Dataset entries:

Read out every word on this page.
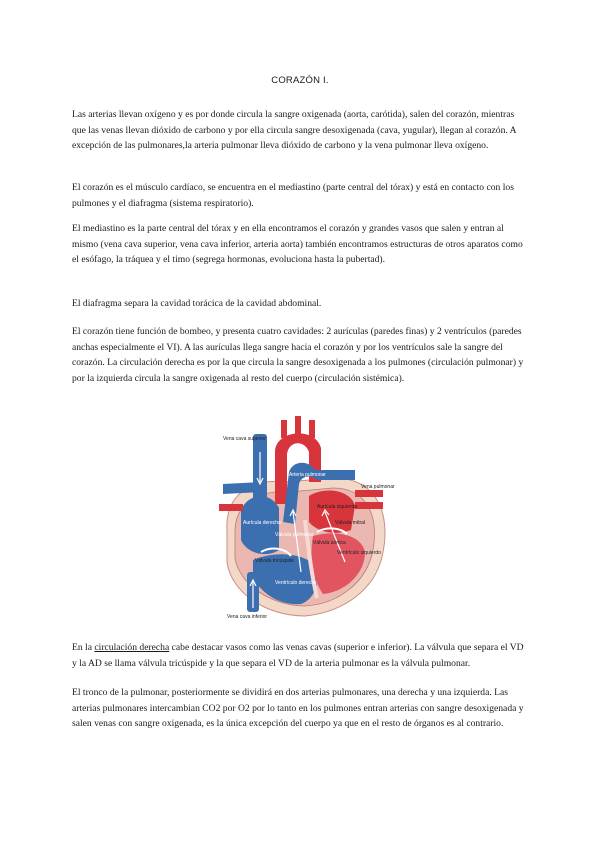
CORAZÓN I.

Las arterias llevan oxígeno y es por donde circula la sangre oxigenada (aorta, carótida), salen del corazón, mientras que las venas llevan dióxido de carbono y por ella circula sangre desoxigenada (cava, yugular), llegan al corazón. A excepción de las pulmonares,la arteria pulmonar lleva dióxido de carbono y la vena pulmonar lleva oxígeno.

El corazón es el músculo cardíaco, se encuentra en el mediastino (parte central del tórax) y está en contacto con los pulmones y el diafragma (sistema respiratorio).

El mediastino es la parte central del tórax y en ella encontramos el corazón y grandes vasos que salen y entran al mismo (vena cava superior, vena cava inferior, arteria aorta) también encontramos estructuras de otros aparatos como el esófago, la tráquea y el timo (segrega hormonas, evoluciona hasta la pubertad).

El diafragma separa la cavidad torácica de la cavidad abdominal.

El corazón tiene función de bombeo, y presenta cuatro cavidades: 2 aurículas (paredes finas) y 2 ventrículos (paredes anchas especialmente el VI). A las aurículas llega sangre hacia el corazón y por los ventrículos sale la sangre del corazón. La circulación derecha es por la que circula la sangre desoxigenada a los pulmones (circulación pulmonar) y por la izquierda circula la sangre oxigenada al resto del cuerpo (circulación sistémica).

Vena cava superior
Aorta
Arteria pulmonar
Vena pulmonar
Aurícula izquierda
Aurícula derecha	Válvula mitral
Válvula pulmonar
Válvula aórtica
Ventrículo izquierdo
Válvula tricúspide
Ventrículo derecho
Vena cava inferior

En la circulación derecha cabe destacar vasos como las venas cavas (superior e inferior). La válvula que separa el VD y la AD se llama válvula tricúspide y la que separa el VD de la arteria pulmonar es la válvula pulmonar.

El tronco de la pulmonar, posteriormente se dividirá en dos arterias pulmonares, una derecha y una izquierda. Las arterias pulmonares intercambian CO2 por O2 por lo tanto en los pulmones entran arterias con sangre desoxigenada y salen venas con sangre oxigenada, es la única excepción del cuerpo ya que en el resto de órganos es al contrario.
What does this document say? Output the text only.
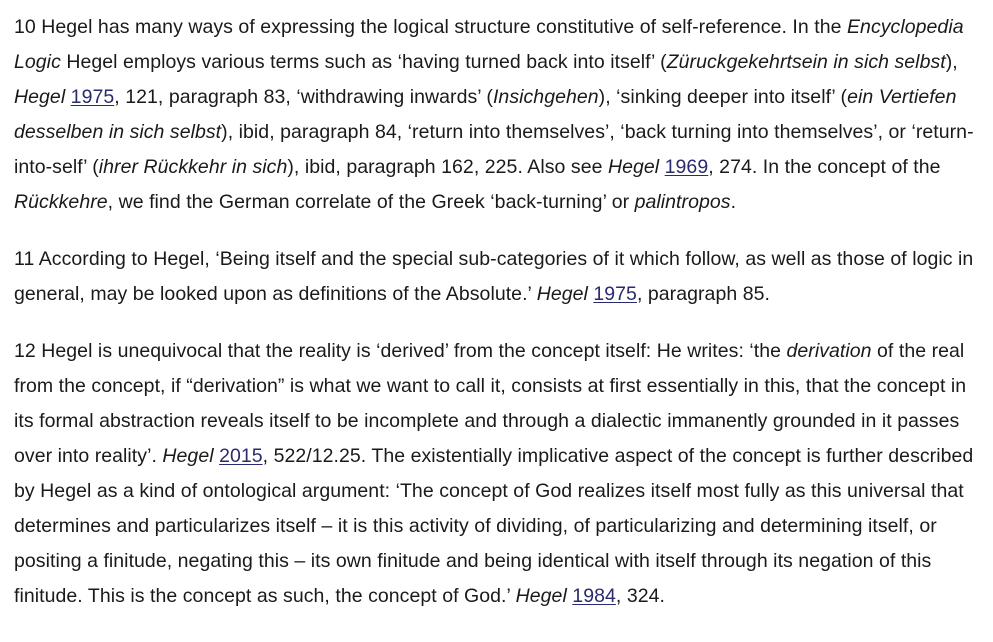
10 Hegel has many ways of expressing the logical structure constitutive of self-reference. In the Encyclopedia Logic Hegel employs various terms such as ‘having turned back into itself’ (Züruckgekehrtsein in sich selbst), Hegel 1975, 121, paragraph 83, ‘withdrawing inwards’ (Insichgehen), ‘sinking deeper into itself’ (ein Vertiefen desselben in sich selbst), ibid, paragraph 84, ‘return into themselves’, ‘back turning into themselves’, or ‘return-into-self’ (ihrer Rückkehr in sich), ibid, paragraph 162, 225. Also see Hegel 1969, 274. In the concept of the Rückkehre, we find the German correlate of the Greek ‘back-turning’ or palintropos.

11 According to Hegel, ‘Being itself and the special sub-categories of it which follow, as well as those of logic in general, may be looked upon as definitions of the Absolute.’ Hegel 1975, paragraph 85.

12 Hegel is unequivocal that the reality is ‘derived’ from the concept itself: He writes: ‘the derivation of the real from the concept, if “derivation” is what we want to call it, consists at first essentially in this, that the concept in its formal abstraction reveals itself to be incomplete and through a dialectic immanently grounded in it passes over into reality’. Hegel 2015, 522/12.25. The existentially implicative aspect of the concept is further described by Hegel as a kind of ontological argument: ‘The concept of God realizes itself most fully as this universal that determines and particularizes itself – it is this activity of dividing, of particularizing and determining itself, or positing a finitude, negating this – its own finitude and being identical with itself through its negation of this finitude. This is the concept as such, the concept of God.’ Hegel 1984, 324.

---

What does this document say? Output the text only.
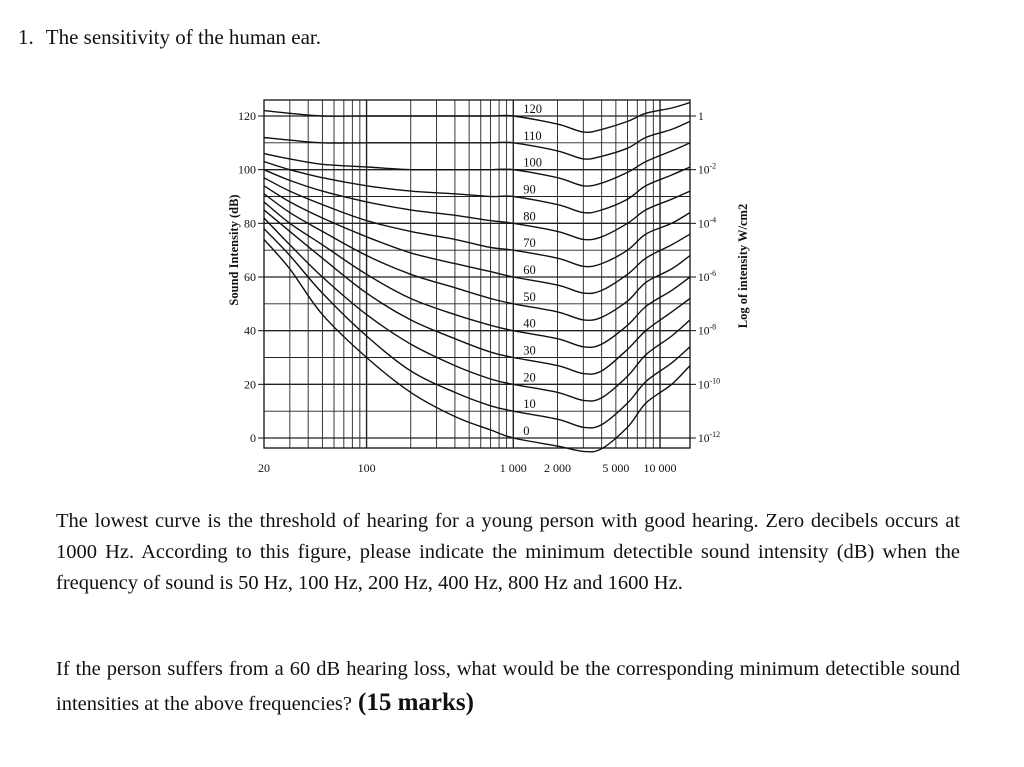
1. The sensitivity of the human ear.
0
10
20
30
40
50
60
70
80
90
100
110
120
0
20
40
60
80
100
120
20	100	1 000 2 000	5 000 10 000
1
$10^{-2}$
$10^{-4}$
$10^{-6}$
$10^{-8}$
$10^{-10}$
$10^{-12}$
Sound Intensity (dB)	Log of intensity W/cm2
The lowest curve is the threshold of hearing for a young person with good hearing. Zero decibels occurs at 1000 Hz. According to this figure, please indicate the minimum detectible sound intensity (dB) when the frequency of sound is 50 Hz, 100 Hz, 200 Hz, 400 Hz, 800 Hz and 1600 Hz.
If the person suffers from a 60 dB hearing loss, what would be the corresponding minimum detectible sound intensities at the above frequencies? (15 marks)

REQUIREMENT »
Gather up the lines that contain the word "izquierda".

RESPONSE FOR THIS EXERCISE »
El corazón tiene función de bombeo, y presenta cuatro cavidades: 2 aurículas (paredes finas) y 2 ventrículos (paredes anchas especialmente el VI). A las aurículas llega sangre hacia el corazón y por los ventrículos sale la sangre del corazón. La circulación derecha es por la que circula la sangre desoxigenada a los pulmones (circulación pulmonar) y por la izquierda circula la sangre oxigenada al resto del cuerpo (circulación sistémica).
Aurícula izquierda
El tronco de la pulmonar, posteriormente se dividirá en dos arterias pulmonares, una derecha y una izquierda. Las arterias pulmonares intercambian CO2 por O2 por lo tanto en los pulmones entran arterias con sangre desoxigenada y salen venas con sangre oxigenada, es la única excepción del cuerpo ya que en el resto de órganos es al contrario.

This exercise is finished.